◆ **Given exercise A**:
According to the testimony on Bill C-33, what infrastructure gap at Canada's seaports is expected over the next 50 years?
◆ **Given exercise B**:
Carry on the testimony on Bill C-33 from its final sentence.

◆ **Passage shown**:

Thank you, and good evening.
Committee members, port authority colleagues, good evening.
Thank you for this opportunity to share our views on Bill C‑33. Canada's port authorities have long awaited modernization of the legislative framework they operate within, as it represents the single most important means of addressing Canada's impending and tremendous infrastructure gap. As announced last year in the final report of the National Supply Chain Task Force, this gap is expected to reach an estimated $110 billion over the next 50 years.
From a supply chain resilience perspective, Canada's ports must maintain existing infrastructure, support trade growth and be leaders in decarbonization of marine—already the most energy efficient means of moving goods.
Bill C-33 includes measures to allow for the development of inland ports. It creates the opportunities for ports to play more active roles in traffic management, and it clarifies that terminals situated within a port are works for the general advantage of Canada. These are all positives.
Bill C-33 also sends clear signals that the federal government prioritizes better engagement with communities and indigenous groups, with users, and a more active role in decarbonization.
Canada's port authorities are fully aligned with these priorities, but it will require significant infrastructure investment. This is where we have some concerns not only with Bill C-33, but also with Bill C-52, but that's for another day.
The sum of $110 billion in infrastructure at seaports over 50 years is a lot of money. Canada's port authorities have sought greater financial flexibility so that ports themselves would have the capacity to be nimbler in working with private investors and lenders in major infrastructure projects.
Ports are held back by strict borrowing limits, which is much lower than what private companies or even airport authorities of similar size can borrow, so projects are not funded at the needed level in a timely manner. Amending borrowing limits must be simpler, quicker and dynamic to changing conditions.
Unfortunately, it is not clear if the borrowing limit review process envisioned by Bill C-33 will be an improvement over the process in place today, which is time-consuming and lengthy. We're still seeking clarity on how this borrowing limit review will work and how it would be an improvement.
As members of the federal family, port authorities should be able to work much more closely with officials in Transport, Finance and Treasury Board, as appropriate, on things like this. It is our sincere hope that we will be brought into the room to help them develop this framework with the added insight of experienced port authority leaders. Literally billions of dollars are at stake, and we must get this right the first time.

◆ **Data provided**:
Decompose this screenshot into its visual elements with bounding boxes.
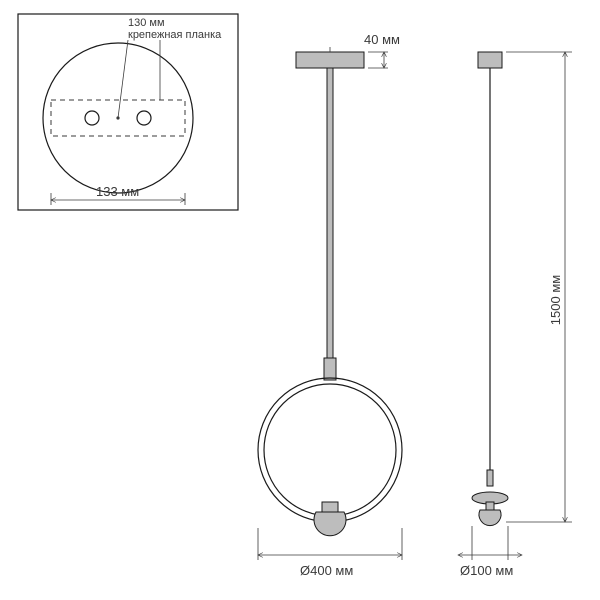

◆ **Task answer A**:
An estimated $110 billion.

◆ **Task answer B**:
We ask that this committee consider a motion as part of this review that port authority reps should be an integral part of the design of how borrowing limits would be reviewed if this bill passes.
Switching gears to governance, one area of grave concern to Canada's port authorities is the potential politicization of port authority boards through two clauses in the bill, both of which we would recommend that this committee remove. Comments from transport and from labour leaders on Monday reinforced our concerns on these proposed reforms.
Clause 104 of Bill C-33 changes the eligibility of port board directors to allow for active provincial or municipal employees to serve as directors. While the text does speak to barring those whose employment would result in a conflict of interest, we believe such a conflict would exist for virtually any active employee because of where their paycheques come from. While the risk could, in theory, be mitigated by strong guidelines on what constitutes a conflict, such guidelines would not have the force of law and could be changed or ignored by a future government. The only rationale we've been given for this amendment is that it would open eligibility for more candidates. That has never been a problem for our port authorities. Their biggest governance issue is having the qualified, user-recommended director candidates they put forward appointed in a timely manner.
Our biggest concern is with the ministerial designation of the port authority board chair in clause 105. We worked with the Institute on Governance to analyze the bill, and they found that this would be “significantly disempowering to the board given the strategic role of the chair as interlocutor with the CEO and the government”.
It must be remembered that the federal government created the Canada Marine Act and the Canadian port authorities back in the late 1990s for very good reasons: to make ports nimbler, financially self-sufficient and more responsive to user and community. These were worthy goals that the federal government at the time recognized it could not achieve when it was running the airports. Why would we want to undo that now?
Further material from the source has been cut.